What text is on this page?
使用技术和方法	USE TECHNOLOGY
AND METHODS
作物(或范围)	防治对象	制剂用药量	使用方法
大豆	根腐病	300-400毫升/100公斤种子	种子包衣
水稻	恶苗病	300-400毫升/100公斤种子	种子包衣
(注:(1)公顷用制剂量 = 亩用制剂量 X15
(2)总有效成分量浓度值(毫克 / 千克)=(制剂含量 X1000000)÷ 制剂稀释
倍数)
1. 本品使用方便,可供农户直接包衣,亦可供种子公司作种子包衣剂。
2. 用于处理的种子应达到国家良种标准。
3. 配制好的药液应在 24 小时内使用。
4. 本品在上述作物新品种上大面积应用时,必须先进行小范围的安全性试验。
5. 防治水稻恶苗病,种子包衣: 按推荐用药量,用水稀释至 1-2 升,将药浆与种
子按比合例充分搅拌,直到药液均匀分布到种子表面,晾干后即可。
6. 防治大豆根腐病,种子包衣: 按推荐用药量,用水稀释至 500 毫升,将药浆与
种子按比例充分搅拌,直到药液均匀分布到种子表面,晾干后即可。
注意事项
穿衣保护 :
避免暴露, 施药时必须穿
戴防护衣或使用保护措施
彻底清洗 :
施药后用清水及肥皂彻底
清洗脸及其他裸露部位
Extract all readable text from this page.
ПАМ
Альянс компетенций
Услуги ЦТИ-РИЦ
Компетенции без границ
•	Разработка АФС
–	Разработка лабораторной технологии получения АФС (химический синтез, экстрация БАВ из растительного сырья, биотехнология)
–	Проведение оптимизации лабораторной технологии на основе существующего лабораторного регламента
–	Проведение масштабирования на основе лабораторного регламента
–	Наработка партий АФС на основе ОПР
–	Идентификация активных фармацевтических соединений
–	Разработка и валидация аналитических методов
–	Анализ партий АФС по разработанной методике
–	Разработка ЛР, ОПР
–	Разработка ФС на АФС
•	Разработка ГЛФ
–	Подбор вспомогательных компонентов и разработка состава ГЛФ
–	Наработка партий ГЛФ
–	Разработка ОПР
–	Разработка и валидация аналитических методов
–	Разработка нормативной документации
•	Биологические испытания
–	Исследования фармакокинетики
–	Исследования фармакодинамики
#####
Repeat all of the records above exactly as they appear.

What text is on this page?
使用技术和方法	USE TECHNOLOGY
AND METHODS
作物(或范围)	防治对象	制剂用药量	使用方法
大豆	根腐病	300-400毫升/100公斤种子	种子包衣
水稻	恶苗病	300-400毫升/100公斤种子	种子包衣
(注:(1)公顷用制剂量 = 亩用制剂量 X15
(2)总有效成分量浓度值(毫克 / 千克)=(制剂含量 X1000000)÷ 制剂稀释
倍数)
1. 本品使用方便,可供农户直接包衣,亦可供种子公司作种子包衣剂。
2. 用于处理的种子应达到国家良种标准。
3. 配制好的药液应在 24 小时内使用。
4. 本品在上述作物新品种上大面积应用时,必须先进行小范围的安全性试验。
5. 防治水稻恶苗病,种子包衣: 按推荐用药量,用水稀释至 1-2 升,将药浆与种
子按比合例充分搅拌,直到药液均匀分布到种子表面,晾干后即可。
6. 防治大豆根腐病,种子包衣: 按推荐用药量,用水稀释至 500 毫升,将药浆与
种子按比例充分搅拌,直到药液均匀分布到种子表面,晾干后即可。
注意事项
穿衣保护 :
避免暴露, 施药时必须穿
戴防护衣或使用保护措施
彻底清洗 :
施药后用清水及肥皂彻底
清洗脸及其他裸露部位
Extract all readable text from this page.
ПАМ
Альянс компетенций
Услуги ЦТИ-РИЦ
Компетенции без границ
•	Разработка АФС
–	Разработка лабораторной технологии получения АФС (химический синтез, экстрация БАВ из растительного сырья, биотехнология)
–	Проведение оптимизации лабораторной технологии на основе существующего лабораторного регламента
–	Проведение масштабирования на основе лабораторного регламента
–	Наработка партий АФС на основе ОПР
–	Идентификация активных фармацевтических соединений
–	Разработка и валидация аналитических методов
–	Анализ партий АФС по разработанной методике
–	Разработка ЛР, ОПР
–	Разработка ФС на АФС
•	Разработка ГЛФ
–	Подбор вспомогательных компонентов и разработка состава ГЛФ
–	Наработка партий ГЛФ
–	Разработка ОПР
–	Разработка и валидация аналитических методов
–	Разработка нормативной документации
•	Биологические испытания
–	Исследования фармакокинетики
–	Исследования фармакодинамики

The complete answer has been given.